Stored records:
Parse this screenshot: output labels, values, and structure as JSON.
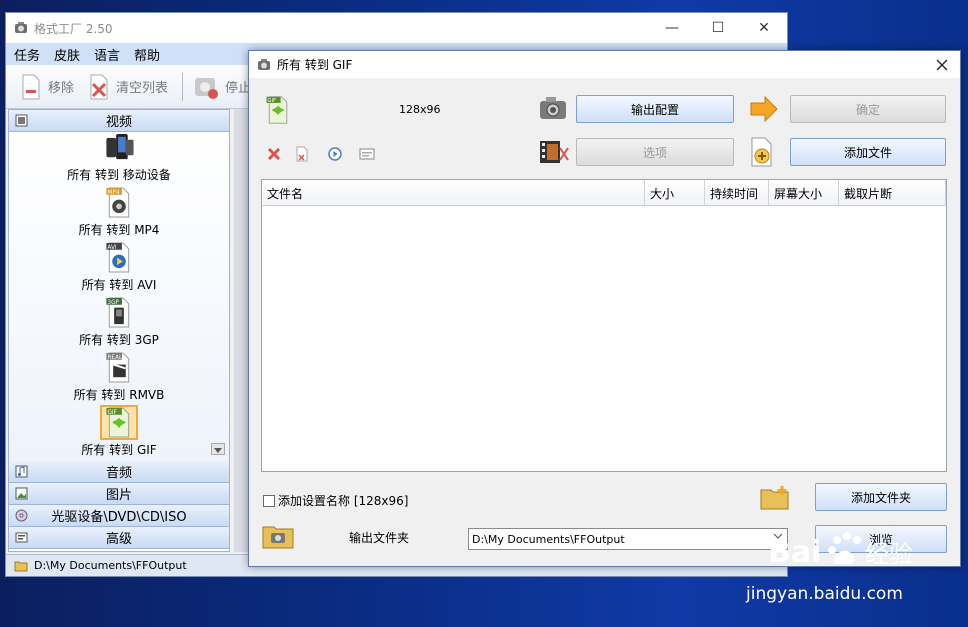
{
  "main_window": {
    "title": "格式工厂 2.50",
    "controls": {
      "minimize": "—",
      "maximize": "☐",
      "close": "✕"
    },
    "menu": [
      "任务",
      "皮肤",
      "语言",
      "帮助"
    ],
    "toolbar": {
      "remove": "移除",
      "clear_list": "清空列表",
      "stop": "停止"
    },
    "categories": {
      "video": "视频",
      "audio": "音频",
      "picture": "图片",
      "rom": "光驱设备\\DVD\\CD\\ISO",
      "advanced": "高级"
    },
    "video_items": [
      {
        "label": "所有 转到 移动设备",
        "badge": ""
      },
      {
        "label": "所有 转到 MP4",
        "badge": "MP4"
      },
      {
        "label": "所有 转到 AVI",
        "badge": "AVI"
      },
      {
        "label": "所有 转到 3GP",
        "badge": "3GP"
      },
      {
        "label": "所有 转到 RMVB",
        "badge": "REAL"
      },
      {
        "label": "所有 转到 GIF",
        "badge": "GIF"
      }
    ],
    "status_path": "D:\\My Documents\\FFOutput"
  },
  "dialog": {
    "title": "所有 转到 GIF",
    "format_badge": "GIF",
    "size": "128x96",
    "buttons": {
      "output_config": "输出配置",
      "ok": "确定",
      "options": "选项",
      "add_file": "添加文件",
      "add_folder": "添加文件夹",
      "browse": "浏览"
    },
    "table_columns": [
      "文件名",
      "大小",
      "持续时间",
      "屏幕大小",
      "截取片断"
    ],
    "add_setting_name": "添加设置名称 [128x96]",
    "output_folder_label": "输出文件夹",
    "output_path": "D:\\My Documents\\FFOutput"
  },
  "watermark": {
    "brand": "Bai",
    "brand2": "经验",
    "site": "jingyan.baidu.com"
  },
  "colors": {
    "accent": "#cfe0f7",
    "desktop": "#0a2d86",
    "selected": "#f2a93b"
  }
}
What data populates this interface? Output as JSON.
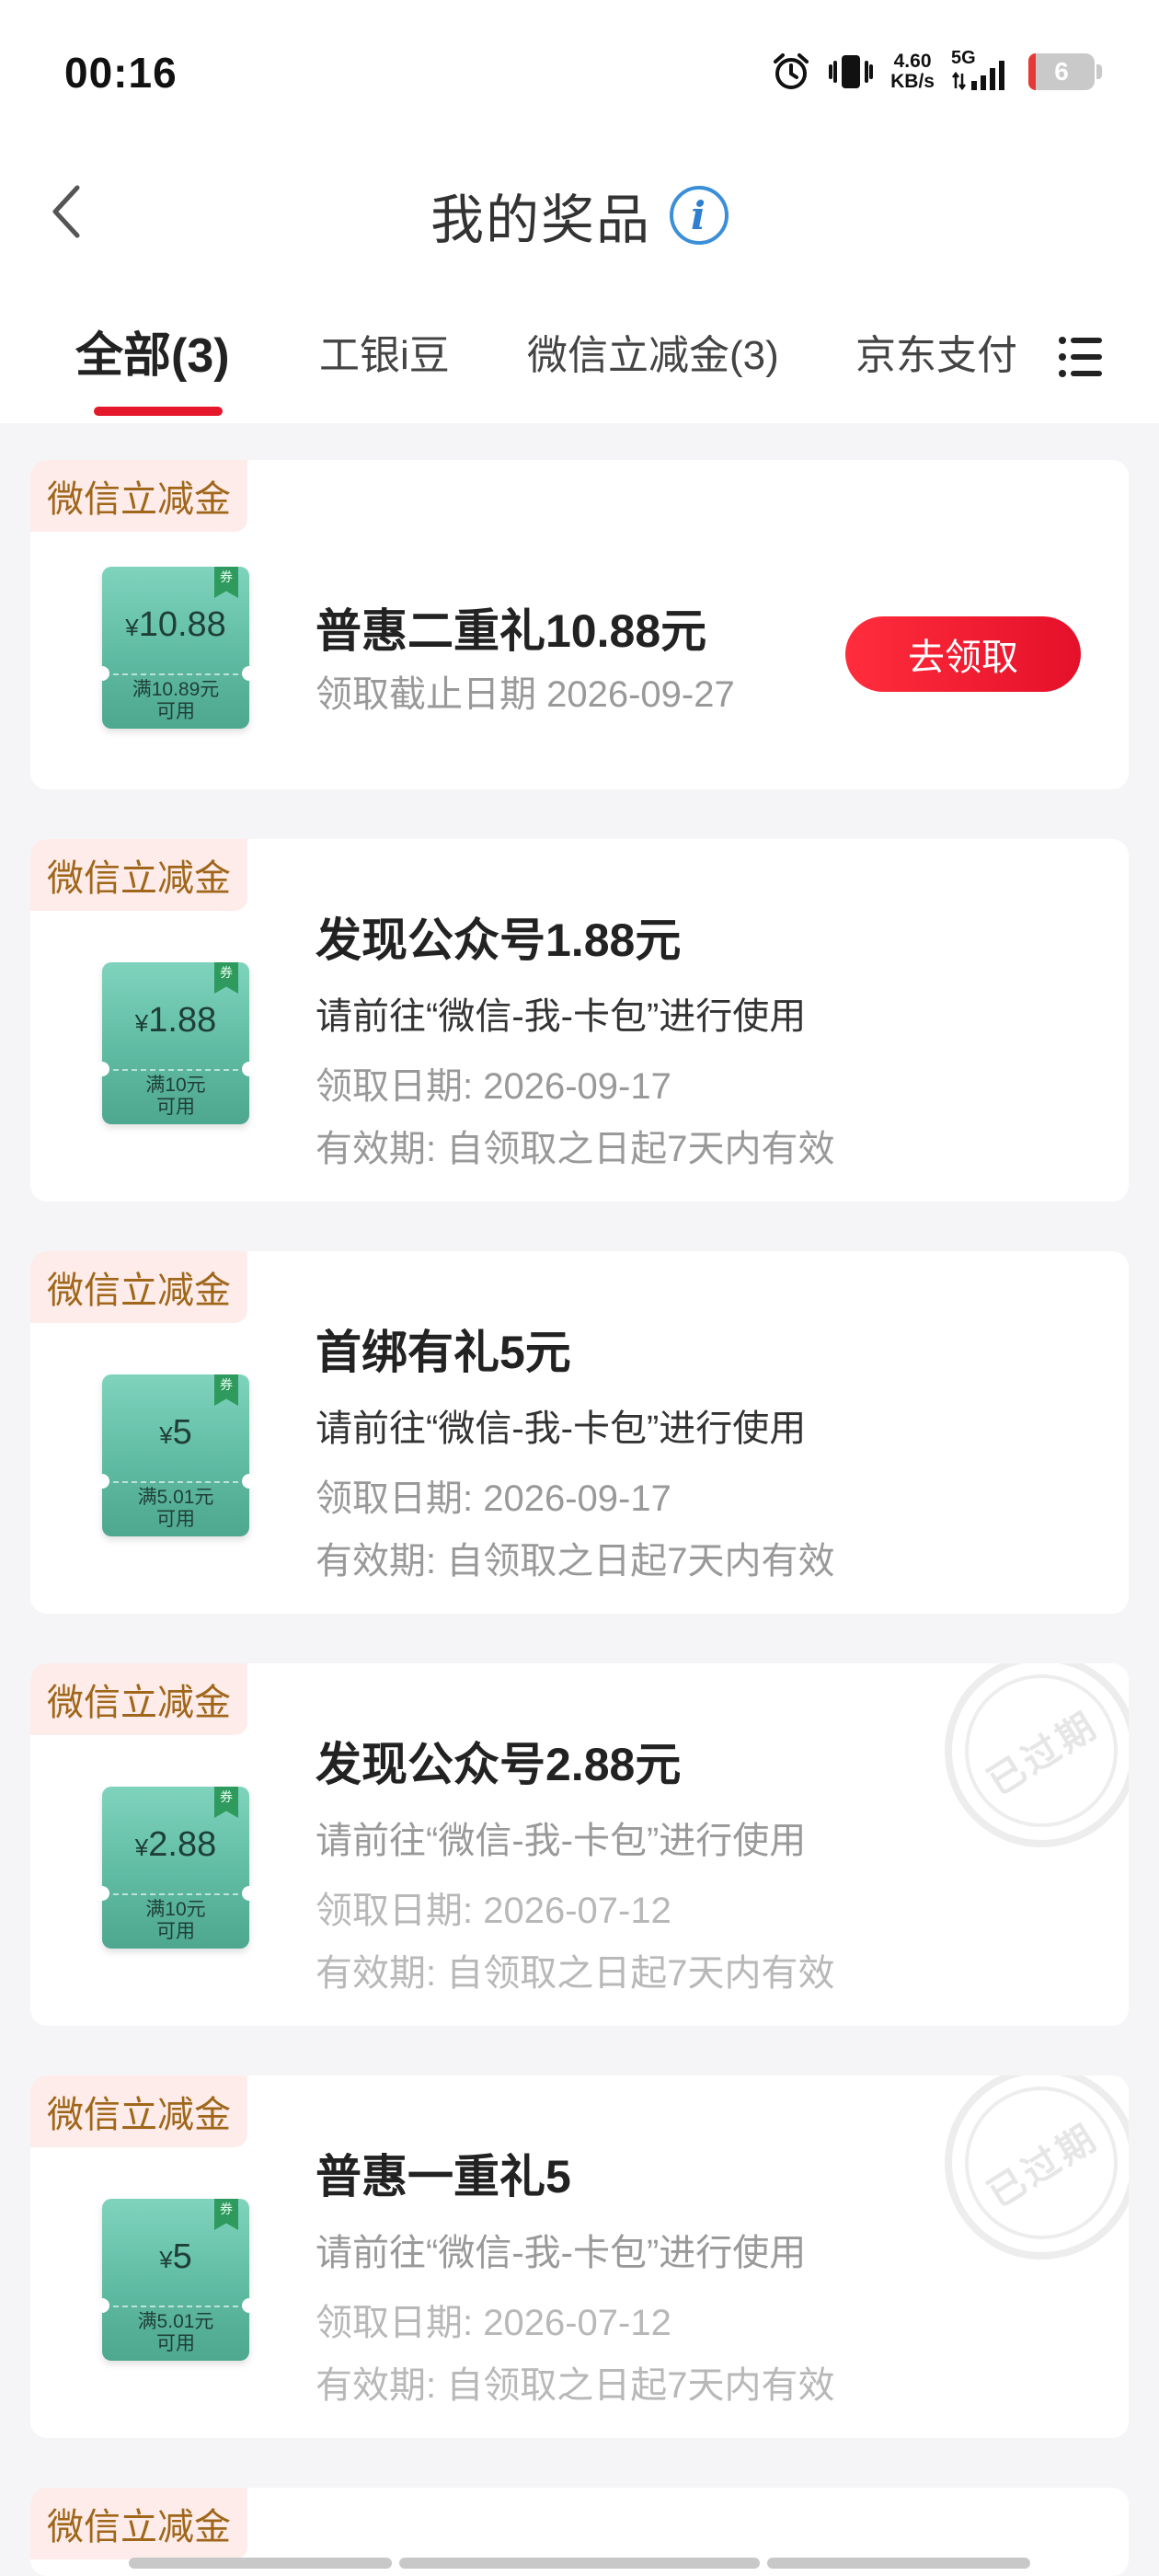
{
  "status_bar": {
    "time": "00:16",
    "net_speed_value": "4.60",
    "net_speed_unit": "KB/s",
    "network": "5G",
    "battery": "6"
  },
  "header": {
    "title": "我的奖品",
    "info_glyph": "i"
  },
  "tabs": [
    {
      "label": "全部(3)",
      "active": true
    },
    {
      "label": "工银i豆",
      "active": false
    },
    {
      "label": "微信立减金(3)",
      "active": false
    },
    {
      "label": "京东支付",
      "active": false
    }
  ],
  "colors": {
    "accent": "#e5172a",
    "coupon_green": "#5fbba2",
    "tag_bg": "#fdecea",
    "tag_text": "#a0661a"
  },
  "prizes": [
    {
      "tag": "微信立减金",
      "coupon_symbol": "¥",
      "coupon_amount": "10.88",
      "coupon_condition_1": "满10.89元",
      "coupon_condition_2": "可用",
      "coupon_flag": "券",
      "title": "普惠二重礼10.88元",
      "deadline": "领取截止日期 2026-09-27",
      "action": "去领取"
    },
    {
      "tag": "微信立减金",
      "coupon_symbol": "¥",
      "coupon_amount": "1.88",
      "coupon_condition_1": "满10元",
      "coupon_condition_2": "可用",
      "coupon_flag": "券",
      "title": "发现公众号1.88元",
      "usage": "请前往“微信-我-卡包”进行使用",
      "claim_date": "领取日期: 2026-09-17",
      "validity": "有效期: 自领取之日起7天内有效"
    },
    {
      "tag": "微信立减金",
      "coupon_symbol": "¥",
      "coupon_amount": "5",
      "coupon_condition_1": "满5.01元",
      "coupon_condition_2": "可用",
      "coupon_flag": "券",
      "title": "首绑有礼5元",
      "usage": "请前往“微信-我-卡包”进行使用",
      "claim_date": "领取日期: 2026-09-17",
      "validity": "有效期: 自领取之日起7天内有效"
    },
    {
      "tag": "微信立减金",
      "coupon_symbol": "¥",
      "coupon_amount": "2.88",
      "coupon_condition_1": "满10元",
      "coupon_condition_2": "可用",
      "coupon_flag": "券",
      "title": "发现公众号2.88元",
      "usage": "请前往“微信-我-卡包”进行使用",
      "claim_date": "领取日期: 2026-07-12",
      "validity": "有效期: 自领取之日起7天内有效",
      "stamp": "已过期"
    },
    {
      "tag": "微信立减金",
      "coupon_symbol": "¥",
      "coupon_amount": "5",
      "coupon_condition_1": "满5.01元",
      "coupon_condition_2": "可用",
      "coupon_flag": "券",
      "title": "普惠一重礼5",
      "usage": "请前往“微信-我-卡包”进行使用",
      "claim_date": "领取日期: 2026-07-12",
      "validity": "有效期: 自领取之日起7天内有效",
      "stamp": "已过期"
    },
    {
      "tag": "微信立减金"
    }
  ]
}
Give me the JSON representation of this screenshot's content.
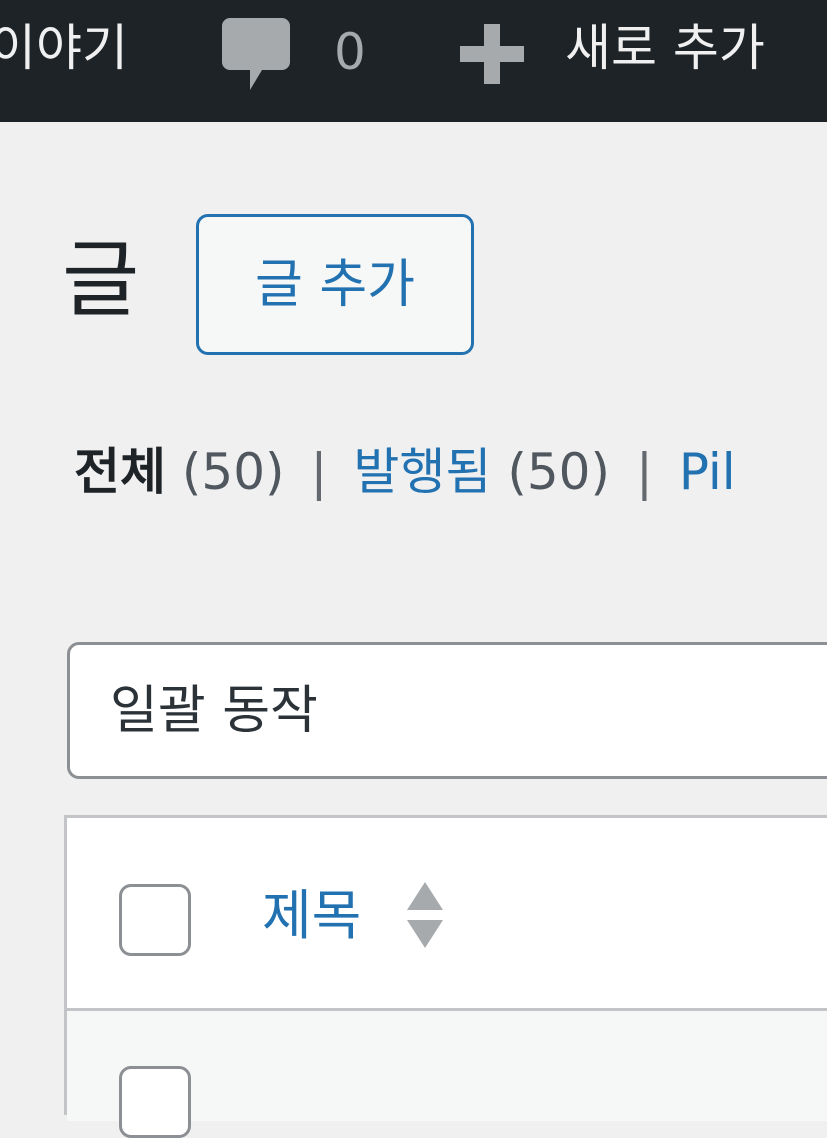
{
  "adminbar": {
    "site_name": "이야기",
    "comments_count": "0",
    "new_label": "새로 추가",
    "icons": {
      "comments": "comment-bubble-icon",
      "new": "plus-icon"
    }
  },
  "page": {
    "title": "글",
    "add_new_label": "글 추가"
  },
  "filters": {
    "all_label": "전체",
    "all_count": "(50)",
    "published_label": "발행됨",
    "published_count": "(50)",
    "separator": "|",
    "third_label": "Pil"
  },
  "bulk_actions": {
    "selected": "일괄 동작"
  },
  "table": {
    "columns": [
      {
        "label": "제목",
        "sortable": true
      }
    ],
    "rows": [
      {
        "title": ""
      }
    ]
  },
  "colors": {
    "adminbar_bg": "#1d2327",
    "link": "#2271b1",
    "background": "#f0f0f1",
    "border": "#c3c4c7"
  }
}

Stated exercise:
The records above need to be given again exactly. Omit the pictures.

Answer below:
Parse this screenshot: output labels, values, and structure as JSON.
{
  "main_window": {
    "title": "格式工厂 2.50",
    "controls": {
      "minimize": "—",
      "maximize": "☐",
      "close": "✕"
    },
    "menu": [
      "任务",
      "皮肤",
      "语言",
      "帮助"
    ],
    "toolbar": {
      "remove": "移除",
      "clear_list": "清空列表",
      "stop": "停止"
    },
    "categories": {
      "video": "视频",
      "audio": "音频",
      "picture": "图片",
      "rom": "光驱设备\\DVD\\CD\\ISO",
      "advanced": "高级"
    },
    "video_items": [
      {
        "label": "所有 转到 移动设备",
        "badge": ""
      },
      {
        "label": "所有 转到 MP4",
        "badge": "MP4"
      },
      {
        "label": "所有 转到 AVI",
        "badge": "AVI"
      },
      {
        "label": "所有 转到 3GP",
        "badge": "3GP"
      },
      {
        "label": "所有 转到 RMVB",
        "badge": "REAL"
      },
      {
        "label": "所有 转到 GIF",
        "badge": "GIF"
      }
    ],
    "status_path": "D:\\My Documents\\FFOutput"
  },
  "dialog": {
    "title": "所有 转到 GIF",
    "format_badge": "GIF",
    "size": "128x96",
    "buttons": {
      "output_config": "输出配置",
      "ok": "确定",
      "options": "选项",
      "add_file": "添加文件",
      "add_folder": "添加文件夹",
      "browse": "浏览"
    },
    "table_columns": [
      "文件名",
      "大小",
      "持续时间",
      "屏幕大小",
      "截取片断"
    ],
    "add_setting_name": "添加设置名称 [128x96]",
    "output_folder_label": "输出文件夹",
    "output_path": "D:\\My Documents\\FFOutput"
  },
  "watermark": {
    "brand": "Bai",
    "brand2": "经验",
    "site": "jingyan.baidu.com"
  },
  "colors": {
    "accent": "#cfe0f7",
    "desktop": "#0a2d86",
    "selected": "#f2a93b"
  }
}
What data populates this interface? Output as JSON.
{
  "status_bar": {
    "time": "00:16",
    "net_speed_value": "4.60",
    "net_speed_unit": "KB/s",
    "network": "5G",
    "battery": "6"
  },
  "header": {
    "title": "我的奖品",
    "info_glyph": "i"
  },
  "tabs": [
    {
      "label": "全部(3)",
      "active": true
    },
    {
      "label": "工银i豆",
      "active": false
    },
    {
      "label": "微信立减金(3)",
      "active": false
    },
    {
      "label": "京东支付",
      "active": false
    }
  ],
  "colors": {
    "accent": "#e5172a",
    "coupon_green": "#5fbba2",
    "tag_bg": "#fdecea",
    "tag_text": "#a0661a"
  },
  "prizes": [
    {
      "tag": "微信立减金",
      "coupon_symbol": "¥",
      "coupon_amount": "10.88",
      "coupon_condition_1": "满10.89元",
      "coupon_condition_2": "可用",
      "coupon_flag": "券",
      "title": "普惠二重礼10.88元",
      "deadline": "领取截止日期 2026-09-27",
      "action": "去领取"
    },
    {
      "tag": "微信立减金",
      "coupon_symbol": "¥",
      "coupon_amount": "1.88",
      "coupon_condition_1": "满10元",
      "coupon_condition_2": "可用",
      "coupon_flag": "券",
      "title": "发现公众号1.88元",
      "usage": "请前往“微信-我-卡包”进行使用",
      "claim_date": "领取日期: 2026-09-17",
      "validity": "有效期: 自领取之日起7天内有效"
    },
    {
      "tag": "微信立减金",
      "coupon_symbol": "¥",
      "coupon_amount": "5",
      "coupon_condition_1": "满5.01元",
      "coupon_condition_2": "可用",
      "coupon_flag": "券",
      "title": "首绑有礼5元",
      "usage": "请前往“微信-我-卡包”进行使用",
      "claim_date": "领取日期: 2026-09-17",
      "validity": "有效期: 自领取之日起7天内有效"
    },
    {
      "tag": "微信立减金",
      "coupon_symbol": "¥",
      "coupon_amount": "2.88",
      "coupon_condition_1": "满10元",
      "coupon_condition_2": "可用",
      "coupon_flag": "券",
      "title": "发现公众号2.88元",
      "usage": "请前往“微信-我-卡包”进行使用",
      "claim_date": "领取日期: 2026-07-12",
      "validity": "有效期: 自领取之日起7天内有效",
      "stamp": "已过期"
    },
    {
      "tag": "微信立减金",
      "coupon_symbol": "¥",
      "coupon_amount": "5",
      "coupon_condition_1": "满5.01元",
      "coupon_condition_2": "可用",
      "coupon_flag": "券",
      "title": "普惠一重礼5",
      "usage": "请前往“微信-我-卡包”进行使用",
      "claim_date": "领取日期: 2026-07-12",
      "validity": "有效期: 自领取之日起7天内有效",
      "stamp": "已过期"
    },
    {
      "tag": "微信立减金"
    }
  ]
}
Give me the JSON representation of this screenshot's content.
{
  "adminbar": {
    "site_name": "이야기",
    "comments_count": "0",
    "new_label": "새로 추가",
    "icons": {
      "comments": "comment-bubble-icon",
      "new": "plus-icon"
    }
  },
  "page": {
    "title": "글",
    "add_new_label": "글 추가"
  },
  "filters": {
    "all_label": "전체",
    "all_count": "(50)",
    "published_label": "발행됨",
    "published_count": "(50)",
    "separator": "|",
    "third_label": "Pil"
  },
  "bulk_actions": {
    "selected": "일괄 동작"
  },
  "table": {
    "columns": [
      {
        "label": "제목",
        "sortable": true
      }
    ],
    "rows": [
      {
        "title": ""
      }
    ]
  },
  "colors": {
    "adminbar_bg": "#1d2327",
    "link": "#2271b1",
    "background": "#f0f0f1",
    "border": "#c3c4c7"
  }
}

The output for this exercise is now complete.